* What you need to do: Reproduce word for word the full "Before and After" post below, about a difficult Christmas.

* Text extract:
Thursday, Dec. 26, 2019 @ 12:34 am
Before and After



Last year I woke on Christmas with an aching heart. I lay on the couch in front of the woodstove, in that old wooden home in the mountains, and I told him about my sadness, about my wish to be with my family. A melancholy longing. Snow falling outside.

“Why are you doing this? You are wrecking Christmas.”

I hugged myself more tightly and cried. I crawled into my bed in the attic and pulled the covers over myself, protecting my tender heart.

He followed me upstairs. Yelled at me.

The turkey sat on the counter, pale and cool, waiting to be stuffed.

Later, I came downstairs.

I don’t remember the next sequence of events, but I ended up sitting in the car in the driveway. Calling my mother. Crying.

“I want to be there, with you. I don’t want to be here. Everything is broken.” I cried some more. “I just want to come home.”

He made the turkey. We silently made the side dishes, working together in the kitchen seamlessly. Years of practicing the kitchen ballet.

A photo with forced smiles, the tree shimmering in the background.

I wasn’t hungry.

The death throes of a relationship. The longing for something better. The emotional gridlock. Unable to meet each other’s needs. Pretending that everything is fine.

Bounding box entries:

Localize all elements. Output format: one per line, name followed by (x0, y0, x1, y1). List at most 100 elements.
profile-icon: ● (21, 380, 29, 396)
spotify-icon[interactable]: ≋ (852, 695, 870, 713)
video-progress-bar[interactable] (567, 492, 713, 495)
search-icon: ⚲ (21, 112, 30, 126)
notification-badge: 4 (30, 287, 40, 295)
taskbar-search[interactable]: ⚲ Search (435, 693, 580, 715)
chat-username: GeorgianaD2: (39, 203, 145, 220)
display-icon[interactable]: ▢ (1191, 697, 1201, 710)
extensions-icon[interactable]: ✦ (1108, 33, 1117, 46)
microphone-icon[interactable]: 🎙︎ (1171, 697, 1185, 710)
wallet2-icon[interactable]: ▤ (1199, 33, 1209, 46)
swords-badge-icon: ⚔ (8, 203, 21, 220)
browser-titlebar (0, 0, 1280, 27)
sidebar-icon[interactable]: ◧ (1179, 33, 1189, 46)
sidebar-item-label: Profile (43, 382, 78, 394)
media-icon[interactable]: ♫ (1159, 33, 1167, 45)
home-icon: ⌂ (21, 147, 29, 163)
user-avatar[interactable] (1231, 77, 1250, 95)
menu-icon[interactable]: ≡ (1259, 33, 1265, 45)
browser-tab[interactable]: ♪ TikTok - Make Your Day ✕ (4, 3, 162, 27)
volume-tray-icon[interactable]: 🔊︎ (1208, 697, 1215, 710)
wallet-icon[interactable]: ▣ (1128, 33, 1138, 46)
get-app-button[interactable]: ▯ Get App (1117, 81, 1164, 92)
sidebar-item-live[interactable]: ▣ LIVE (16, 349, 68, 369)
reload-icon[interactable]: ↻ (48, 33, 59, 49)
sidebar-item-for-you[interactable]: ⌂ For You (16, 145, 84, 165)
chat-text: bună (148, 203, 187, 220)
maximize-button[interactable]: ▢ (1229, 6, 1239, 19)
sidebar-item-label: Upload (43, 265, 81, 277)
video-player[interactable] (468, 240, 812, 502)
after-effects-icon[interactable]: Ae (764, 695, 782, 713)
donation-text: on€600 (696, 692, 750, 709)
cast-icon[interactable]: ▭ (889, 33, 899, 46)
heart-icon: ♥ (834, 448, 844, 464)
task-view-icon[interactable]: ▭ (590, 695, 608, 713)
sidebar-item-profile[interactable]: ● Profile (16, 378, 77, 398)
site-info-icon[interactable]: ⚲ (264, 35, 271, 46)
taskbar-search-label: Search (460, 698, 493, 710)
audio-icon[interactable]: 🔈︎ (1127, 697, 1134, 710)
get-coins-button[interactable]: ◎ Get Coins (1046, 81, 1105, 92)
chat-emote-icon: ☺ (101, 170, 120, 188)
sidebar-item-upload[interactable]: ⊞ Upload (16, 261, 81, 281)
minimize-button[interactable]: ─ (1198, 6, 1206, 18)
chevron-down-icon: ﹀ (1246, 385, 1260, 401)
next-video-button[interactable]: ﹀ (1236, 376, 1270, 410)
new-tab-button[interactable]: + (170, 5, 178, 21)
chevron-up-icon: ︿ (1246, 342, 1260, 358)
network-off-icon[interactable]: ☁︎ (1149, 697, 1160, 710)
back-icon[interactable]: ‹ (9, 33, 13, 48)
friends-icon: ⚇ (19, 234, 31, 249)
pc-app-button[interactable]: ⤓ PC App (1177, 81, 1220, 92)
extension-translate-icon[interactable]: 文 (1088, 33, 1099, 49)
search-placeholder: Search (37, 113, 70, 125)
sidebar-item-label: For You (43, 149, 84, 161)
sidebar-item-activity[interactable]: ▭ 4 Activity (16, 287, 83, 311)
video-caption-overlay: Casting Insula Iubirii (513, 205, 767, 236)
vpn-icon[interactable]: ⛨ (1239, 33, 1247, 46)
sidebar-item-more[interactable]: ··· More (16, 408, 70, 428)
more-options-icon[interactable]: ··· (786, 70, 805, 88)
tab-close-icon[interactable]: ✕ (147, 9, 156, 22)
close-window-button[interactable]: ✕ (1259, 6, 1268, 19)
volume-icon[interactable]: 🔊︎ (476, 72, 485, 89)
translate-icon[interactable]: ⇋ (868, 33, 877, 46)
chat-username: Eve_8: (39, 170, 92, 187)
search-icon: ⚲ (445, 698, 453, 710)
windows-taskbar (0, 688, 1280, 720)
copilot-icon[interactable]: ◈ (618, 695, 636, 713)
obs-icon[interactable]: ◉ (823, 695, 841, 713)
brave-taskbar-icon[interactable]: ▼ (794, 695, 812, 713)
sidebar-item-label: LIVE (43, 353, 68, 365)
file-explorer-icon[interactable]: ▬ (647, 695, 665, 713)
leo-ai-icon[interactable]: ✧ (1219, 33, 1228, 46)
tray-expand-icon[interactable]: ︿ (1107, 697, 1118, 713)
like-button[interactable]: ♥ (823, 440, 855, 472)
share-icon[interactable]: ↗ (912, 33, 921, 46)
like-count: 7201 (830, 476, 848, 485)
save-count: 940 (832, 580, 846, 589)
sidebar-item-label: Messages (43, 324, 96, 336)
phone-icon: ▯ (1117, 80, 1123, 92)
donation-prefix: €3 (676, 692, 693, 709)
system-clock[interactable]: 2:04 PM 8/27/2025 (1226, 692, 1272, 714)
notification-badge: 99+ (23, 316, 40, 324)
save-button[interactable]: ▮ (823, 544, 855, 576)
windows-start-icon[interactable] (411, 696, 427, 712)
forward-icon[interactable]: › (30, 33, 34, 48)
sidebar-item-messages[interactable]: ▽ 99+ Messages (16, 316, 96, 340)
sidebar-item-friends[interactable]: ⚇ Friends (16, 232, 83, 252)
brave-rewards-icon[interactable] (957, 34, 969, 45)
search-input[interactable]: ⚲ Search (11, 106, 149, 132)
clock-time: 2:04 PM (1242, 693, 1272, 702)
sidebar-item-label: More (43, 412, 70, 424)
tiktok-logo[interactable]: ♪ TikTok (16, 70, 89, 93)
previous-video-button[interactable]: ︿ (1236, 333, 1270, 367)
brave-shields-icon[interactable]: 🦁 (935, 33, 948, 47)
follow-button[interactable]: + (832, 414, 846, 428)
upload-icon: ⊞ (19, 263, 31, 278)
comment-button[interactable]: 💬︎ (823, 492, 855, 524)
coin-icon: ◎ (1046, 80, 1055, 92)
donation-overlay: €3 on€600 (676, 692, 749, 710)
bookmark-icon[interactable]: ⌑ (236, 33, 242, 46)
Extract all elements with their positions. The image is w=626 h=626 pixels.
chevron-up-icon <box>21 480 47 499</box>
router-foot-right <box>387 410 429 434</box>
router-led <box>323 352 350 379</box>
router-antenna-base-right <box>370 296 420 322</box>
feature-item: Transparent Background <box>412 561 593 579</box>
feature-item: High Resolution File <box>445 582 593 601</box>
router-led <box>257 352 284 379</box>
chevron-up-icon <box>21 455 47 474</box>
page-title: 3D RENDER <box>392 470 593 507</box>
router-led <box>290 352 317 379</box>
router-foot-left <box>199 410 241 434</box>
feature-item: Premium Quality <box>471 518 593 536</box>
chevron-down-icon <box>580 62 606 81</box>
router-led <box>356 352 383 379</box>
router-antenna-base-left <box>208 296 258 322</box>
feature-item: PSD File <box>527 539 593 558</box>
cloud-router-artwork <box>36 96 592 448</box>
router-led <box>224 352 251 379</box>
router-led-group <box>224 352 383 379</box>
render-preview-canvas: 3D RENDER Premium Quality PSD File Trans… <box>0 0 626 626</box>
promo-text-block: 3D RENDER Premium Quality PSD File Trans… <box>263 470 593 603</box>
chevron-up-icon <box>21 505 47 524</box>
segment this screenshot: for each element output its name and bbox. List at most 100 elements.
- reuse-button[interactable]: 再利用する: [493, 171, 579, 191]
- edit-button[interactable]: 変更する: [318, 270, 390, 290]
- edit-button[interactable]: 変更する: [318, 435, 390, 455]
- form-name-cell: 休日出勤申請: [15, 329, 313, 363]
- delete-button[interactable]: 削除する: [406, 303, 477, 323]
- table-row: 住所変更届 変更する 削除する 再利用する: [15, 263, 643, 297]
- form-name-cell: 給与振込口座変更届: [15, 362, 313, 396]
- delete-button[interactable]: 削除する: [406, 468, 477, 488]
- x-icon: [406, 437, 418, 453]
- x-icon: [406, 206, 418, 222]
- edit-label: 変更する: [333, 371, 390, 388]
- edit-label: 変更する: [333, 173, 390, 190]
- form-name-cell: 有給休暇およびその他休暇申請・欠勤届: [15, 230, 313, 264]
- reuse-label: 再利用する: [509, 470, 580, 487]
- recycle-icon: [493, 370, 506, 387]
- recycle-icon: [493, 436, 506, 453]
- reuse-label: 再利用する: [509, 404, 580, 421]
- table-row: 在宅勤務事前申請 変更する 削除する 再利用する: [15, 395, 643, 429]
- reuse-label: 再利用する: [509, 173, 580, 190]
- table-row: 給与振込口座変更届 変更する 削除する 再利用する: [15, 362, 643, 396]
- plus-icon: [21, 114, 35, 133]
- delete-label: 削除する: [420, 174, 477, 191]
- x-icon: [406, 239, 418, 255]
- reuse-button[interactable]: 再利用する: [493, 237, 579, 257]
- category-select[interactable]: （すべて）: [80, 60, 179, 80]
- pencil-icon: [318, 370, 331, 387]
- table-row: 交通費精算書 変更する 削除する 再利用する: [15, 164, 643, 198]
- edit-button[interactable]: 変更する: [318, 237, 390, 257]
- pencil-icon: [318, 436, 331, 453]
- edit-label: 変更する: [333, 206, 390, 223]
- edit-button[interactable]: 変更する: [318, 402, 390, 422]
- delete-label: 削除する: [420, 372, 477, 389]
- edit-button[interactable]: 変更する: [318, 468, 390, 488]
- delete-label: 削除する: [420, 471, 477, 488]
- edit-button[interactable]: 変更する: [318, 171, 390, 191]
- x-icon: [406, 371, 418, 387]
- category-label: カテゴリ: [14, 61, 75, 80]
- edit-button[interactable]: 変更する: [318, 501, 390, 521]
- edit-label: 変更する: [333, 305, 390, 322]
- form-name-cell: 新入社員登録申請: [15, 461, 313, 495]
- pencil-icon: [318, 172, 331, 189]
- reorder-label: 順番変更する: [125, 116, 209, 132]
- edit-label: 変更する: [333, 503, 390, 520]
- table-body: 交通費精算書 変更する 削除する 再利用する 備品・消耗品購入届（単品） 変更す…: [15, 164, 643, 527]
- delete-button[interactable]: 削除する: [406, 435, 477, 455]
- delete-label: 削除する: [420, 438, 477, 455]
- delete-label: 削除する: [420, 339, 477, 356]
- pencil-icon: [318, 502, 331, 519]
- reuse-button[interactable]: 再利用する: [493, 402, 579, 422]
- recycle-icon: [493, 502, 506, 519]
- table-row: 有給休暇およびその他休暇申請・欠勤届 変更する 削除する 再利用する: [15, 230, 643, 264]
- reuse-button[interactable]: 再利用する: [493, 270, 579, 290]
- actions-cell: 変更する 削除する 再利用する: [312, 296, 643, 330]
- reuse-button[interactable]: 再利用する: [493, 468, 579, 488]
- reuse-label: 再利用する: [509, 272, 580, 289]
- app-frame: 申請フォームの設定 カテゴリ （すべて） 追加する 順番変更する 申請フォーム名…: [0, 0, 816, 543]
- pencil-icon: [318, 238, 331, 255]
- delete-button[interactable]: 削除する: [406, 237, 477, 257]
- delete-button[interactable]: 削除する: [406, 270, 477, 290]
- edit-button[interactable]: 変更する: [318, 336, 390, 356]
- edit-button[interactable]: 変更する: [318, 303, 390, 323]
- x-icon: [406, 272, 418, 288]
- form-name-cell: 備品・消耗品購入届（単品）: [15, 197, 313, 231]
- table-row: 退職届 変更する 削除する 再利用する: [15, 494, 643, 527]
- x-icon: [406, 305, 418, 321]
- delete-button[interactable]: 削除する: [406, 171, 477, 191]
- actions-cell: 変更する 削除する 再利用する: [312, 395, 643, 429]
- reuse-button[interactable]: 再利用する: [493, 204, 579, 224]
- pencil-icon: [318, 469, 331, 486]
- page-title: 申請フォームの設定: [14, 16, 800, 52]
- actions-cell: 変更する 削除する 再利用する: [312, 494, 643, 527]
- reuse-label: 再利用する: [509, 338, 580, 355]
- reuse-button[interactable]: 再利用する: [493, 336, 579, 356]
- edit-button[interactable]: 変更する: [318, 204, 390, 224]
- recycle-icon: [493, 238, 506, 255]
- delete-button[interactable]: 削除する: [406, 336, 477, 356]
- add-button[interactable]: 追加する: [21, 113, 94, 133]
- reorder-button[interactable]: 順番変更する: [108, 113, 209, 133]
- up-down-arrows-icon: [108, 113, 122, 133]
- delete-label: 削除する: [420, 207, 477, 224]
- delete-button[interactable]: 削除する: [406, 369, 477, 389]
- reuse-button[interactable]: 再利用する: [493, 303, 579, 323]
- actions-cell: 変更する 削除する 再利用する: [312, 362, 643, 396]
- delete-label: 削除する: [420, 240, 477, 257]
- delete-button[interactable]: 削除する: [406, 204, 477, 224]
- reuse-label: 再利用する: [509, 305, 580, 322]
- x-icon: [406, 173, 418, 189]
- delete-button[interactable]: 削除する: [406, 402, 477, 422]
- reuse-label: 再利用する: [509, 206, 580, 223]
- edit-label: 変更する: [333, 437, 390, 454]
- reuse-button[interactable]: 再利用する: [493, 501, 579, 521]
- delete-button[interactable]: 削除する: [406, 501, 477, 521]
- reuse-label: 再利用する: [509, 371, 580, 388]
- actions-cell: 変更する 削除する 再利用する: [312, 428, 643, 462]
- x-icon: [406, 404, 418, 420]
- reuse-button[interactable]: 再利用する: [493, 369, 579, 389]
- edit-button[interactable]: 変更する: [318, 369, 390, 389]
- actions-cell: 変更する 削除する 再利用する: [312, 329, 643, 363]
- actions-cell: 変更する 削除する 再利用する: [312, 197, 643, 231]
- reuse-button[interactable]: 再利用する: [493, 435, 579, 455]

* Solved problem:
Thursday, Dec. 26, 2019 @ 12:34 am
Before and After



Last year I woke on Christmas with an aching heart. I lay on the couch in front of the woodstove, in that old wooden home in the mountains, and I told him about my sadness, about my wish to be with my family. A melancholy longing. Snow falling outside.

“Why are you doing this? You are wrecking Christmas.”

I hugged myself more tightly and cried. I crawled into my bed in the attic and pulled the covers over myself, protecting my tender heart.

He followed me upstairs. Yelled at me.

The turkey sat on the counter, pale and cool, waiting to be stuffed.

Later, I came downstairs.

I don’t remember the next sequence of events, but I ended up sitting in the car in the driveway. Calling my mother. Crying.

“I want to be there, with you. I don’t want to be here. Everything is broken.” I cried some more. “I just want to come home.”

He made the turkey. We silently made the side dishes, working together in the kitchen seamlessly. Years of practicing the kitchen ballet.

A photo with forced smiles, the tree shimmering in the background.

I wasn’t hungry.

The death throes of a relationship. The longing for something better. The emotional gridlock. Unable to meet each other’s needs. Pretending that everything is fine.